[Stored data entries]
┄┄┄┄┄┄

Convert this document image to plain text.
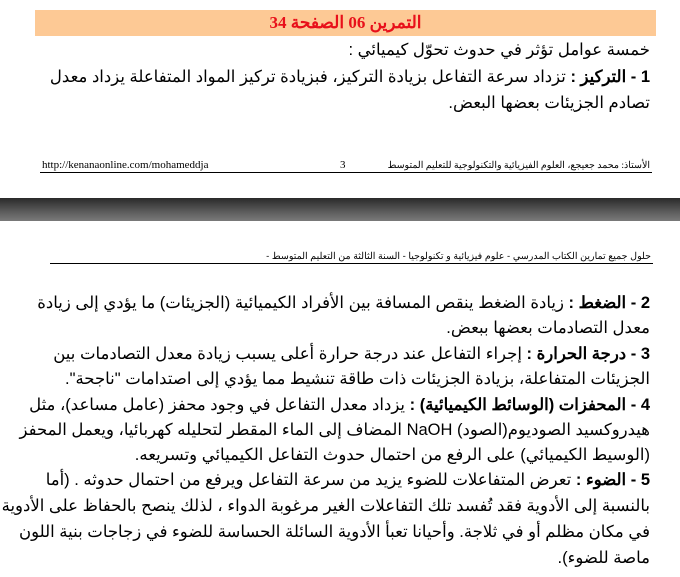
التمرين 06 الصفحة 34
خمسة عوامل تؤثر في حدوث تحوّل كيميائي :
1 - التركيز : تزداد سرعة التفاعل بزيادة التركيز، فبزيادة تركيز المواد المتفاعلة يزداد معدل
تصادم الجزيئات بعضها البعض.
http://kenanaonline.com/mohameddja	3	الأستاذ: محمد جعيجع، العلوم الفيزيائية والتكنولوجية للتعليم المتوسط
حلول جميع تمارين الكتاب المدرسي - علوم فيزيائية و تكنولوجيا - السنة الثالثة من التعليم المتوسط -
2 - الضغط : زيادة الضغط ينقص المسافة بين الأفراد الكيميائية (الجزيئات) ما يؤدي إلى زيادة
معدل التصادمات بعضها ببعض.
3 - درجة الحرارة : إجراء التفاعل عند درجة حرارة أعلى يسبب زيادة معدل التصادمات بين
الجزيئات المتفاعلة، بزيادة الجزيئات ذات طاقة تنشيط مما يؤدي إلى اصتدامات "ناجحة".
4 - المحفزات (الوسائط الكيميائية) : يزداد معدل التفاعل في وجود محفز (عامل مساعد)، مثل
هيدروكسيد الصوديوم(الصود) NaOH المضاف إلى الماء المقطر لتحليله كهربائيا، ويعمل المحفز
(الوسيط الكيميائي) على الرفع من احتمال حدوث التفاعل الكيميائي وتسريعه.
5 - الضوء : تعرض المتفاعلات للضوء يزيد من سرعة التفاعل ويرفع من احتمال حدوثه . (أما
بالنسبة إلى الأدوية فقد تُفسد تلك التفاعلات الغير مرغوبة الدواء ، لذلك ينصح بالحفاظ على الأدوية
في مكان مظلم أو في ثلاجة. وأحيانا تعبأ الأدوية السائلة الحساسة للضوء في زجاجات بنية اللون
ماصة للضوء).
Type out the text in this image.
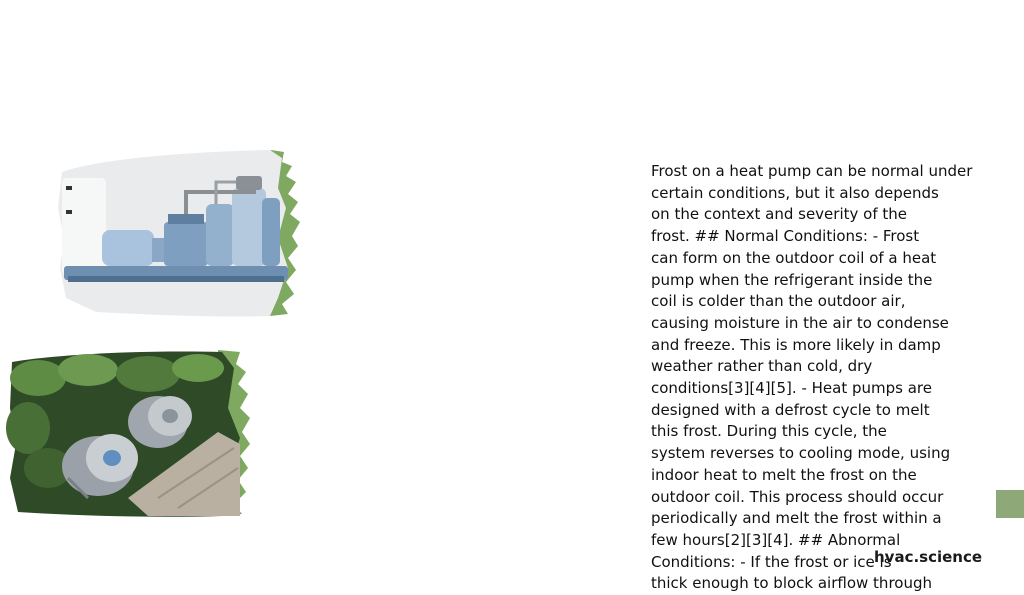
Frost on a heat pump can be normal under
certain conditions, but it also depends
on the context and severity of the
frost. ## Normal Conditions: - Frost
can form on the outdoor coil of a heat
pump when the refrigerant inside the
coil is colder than the outdoor air,
causing moisture in the air to condense
and freeze. This is more likely in damp
weather rather than cold, dry
conditions[3][4][5]. - Heat pumps are
designed with a defrost cycle to melt
this frost. During this cycle, the
system reverses to cooling mode, using
indoor heat to melt the frost on the
outdoor coil. This process should occur
periodically and melt the frost within a
few hours[2][3][4]. ## Abnormal
Conditions: - If the frost or ice is
thick enough to block airflow through
hvac.science
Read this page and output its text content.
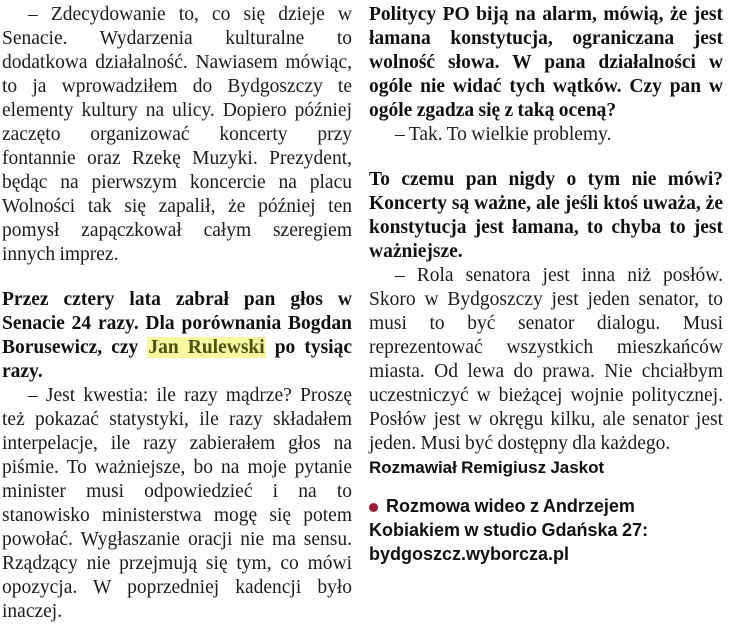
– Zdecydowanie to, co się dzieje w Senacie. Wydarzenia kulturalne to dodatkowa działalność. Nawiasem mówiąc, to ja wprowadziłem do Bydgoszczy te elementy kultury na ulicy. Dopiero później zaczęto organizować koncerty przy fontannie oraz Rzekę Muzyki. Prezydent, będąc na pierwszym koncercie na placu Wolności tak się zapalił, że później ten pomysł zapączkował całym szeregiem innych imprez.

Przez cztery lata zabrał pan głos w Senacie 24 razy. Dla porównania Bogdan Borusewicz, czy Jan Rulewski po tysiąc razy.

– Jest kwestia: ile razy mądrze? Proszę też pokazać statystyki, ile razy składałem interpelacje, ile razy zabierałem głos na piśmie. To ważniejsze, bo na moje pytanie minister musi odpowiedzieć i na to stanowisko ministerstwa mogę się potem powołać. Wygłaszanie oracji nie ma sensu. Rządzący nie przejmują się tym, co mówi opozycja. W poprzedniej kadencji było inaczej.

Politycy PO biją na alarm, mówią, że jest łamana konstytucja, ograniczana jest wolność słowa. W pana działalności w ogóle nie widać tych wątków. Czy pan w ogóle zgadza się z taką oceną?

– Tak. To wielkie problemy.

To czemu pan nigdy o tym nie mówi? Koncerty są ważne, ale jeśli ktoś uważa, że konstytucja jest łamana, to chyba to jest ważniejsze.

– Rola senatora jest inna niż posłów. Skoro w Bydgoszczy jest jeden senator, to musi to być senator dialogu. Musi reprezentować wszystkich mieszkańców miasta. Od lewa do prawa. Nie chciałbym uczestniczyć w bieżącej wojnie politycznej. Posłów jest w okręgu kilku, ale senator jest jeden. Musi być dostępny dla każdego.

Rozmawiał Remigiusz Jaskot

Rozmowa wideo z Andrzejem Kobiakiem w studio Gdańska 27: bydgoszcz.wyborcza.pl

┄┄┄┄┄┄

The request. Repeat the data exactly, without the pictures.

The reply.
Convert this document image to plain text.
التمرين 06 الصفحة 34
خمسة عوامل تؤثر في حدوث تحوّل كيميائي :
1 - التركيز : تزداد سرعة التفاعل بزيادة التركيز، فبزيادة تركيز المواد المتفاعلة يزداد معدل
تصادم الجزيئات بعضها البعض.
http://kenanaonline.com/mohameddja	3	الأستاذ: محمد جعيجع، العلوم الفيزيائية والتكنولوجية للتعليم المتوسط
حلول جميع تمارين الكتاب المدرسي - علوم فيزيائية و تكنولوجيا - السنة الثالثة من التعليم المتوسط -
2 - الضغط : زيادة الضغط ينقص المسافة بين الأفراد الكيميائية (الجزيئات) ما يؤدي إلى زيادة
معدل التصادمات بعضها ببعض.
3 - درجة الحرارة : إجراء التفاعل عند درجة حرارة أعلى يسبب زيادة معدل التصادمات بين
الجزيئات المتفاعلة، بزيادة الجزيئات ذات طاقة تنشيط مما يؤدي إلى اصتدامات "ناجحة".
4 - المحفزات (الوسائط الكيميائية) : يزداد معدل التفاعل في وجود محفز (عامل مساعد)، مثل
هيدروكسيد الصوديوم(الصود) NaOH المضاف إلى الماء المقطر لتحليله كهربائيا، ويعمل المحفز
(الوسيط الكيميائي) على الرفع من احتمال حدوث التفاعل الكيميائي وتسريعه.
5 - الضوء : تعرض المتفاعلات للضوء يزيد من سرعة التفاعل ويرفع من احتمال حدوثه . (أما
بالنسبة إلى الأدوية فقد تُفسد تلك التفاعلات الغير مرغوبة الدواء ، لذلك ينصح بالحفاظ على الأدوية
في مكان مظلم أو في ثلاجة. وأحيانا تعبأ الأدوية السائلة الحساسة للضوء في زجاجات بنية اللون
ماصة للضوء).
Type out the text in this image.
Frost on a heat pump can be normal under
certain conditions, but it also depends
on the context and severity of the
frost. ## Normal Conditions: - Frost
can form on the outdoor coil of a heat
pump when the refrigerant inside the
coil is colder than the outdoor air,
causing moisture in the air to condense
and freeze. This is more likely in damp
weather rather than cold, dry
conditions[3][4][5]. - Heat pumps are
designed with a defrost cycle to melt
this frost. During this cycle, the
system reverses to cooling mode, using
indoor heat to melt the frost on the
outdoor coil. This process should occur
periodically and melt the frost within a
few hours[2][3][4]. ## Abnormal
Conditions: - If the frost or ice is
thick enough to block airflow through
hvac.science
Read this page and output its text content.
– Zdecydowanie to, co się dzieje w Senacie. Wydarzenia kulturalne to dodatkowa działalność. Nawiasem mówiąc, to ja wprowadziłem do Bydgoszczy te elementy kultury na ulicy. Dopiero później zaczęto organizować koncerty przy fontannie oraz Rzekę Muzyki. Prezydent, będąc na pierwszym koncercie na placu Wolności tak się zapalił, że później ten pomysł zapączkował całym szeregiem innych imprez.

Przez cztery lata zabrał pan głos w Senacie 24 razy. Dla porównania Bogdan Borusewicz, czy Jan Rulewski po tysiąc razy.

– Jest kwestia: ile razy mądrze? Proszę też pokazać statystyki, ile razy składałem interpelacje, ile razy zabierałem głos na piśmie. To ważniejsze, bo na moje pytanie minister musi odpowiedzieć i na to stanowisko ministerstwa mogę się potem powołać. Wygłaszanie oracji nie ma sensu. Rządzący nie przejmują się tym, co mówi opozycja. W poprzedniej kadencji było inaczej.

Politycy PO biją na alarm, mówią, że jest łamana konstytucja, ograniczana jest wolność słowa. W pana działalności w ogóle nie widać tych wątków. Czy pan w ogóle zgadza się z taką oceną?

– Tak. To wielkie problemy.

To czemu pan nigdy o tym nie mówi? Koncerty są ważne, ale jeśli ktoś uważa, że konstytucja jest łamana, to chyba to jest ważniejsze.

– Rola senatora jest inna niż posłów. Skoro w Bydgoszczy jest jeden senator, to musi to być senator dialogu. Musi reprezentować wszystkich mieszkańców miasta. Od lewa do prawa. Nie chciałbym uczestniczyć w bieżącej wojnie politycznej. Posłów jest w okręgu kilku, ale senator jest jeden. Musi być dostępny dla każdego.

Rozmawiał Remigiusz Jaskot

Rozmowa wideo z Andrzejem Kobiakiem w studio Gdańska 27: bydgoszcz.wyborcza.pl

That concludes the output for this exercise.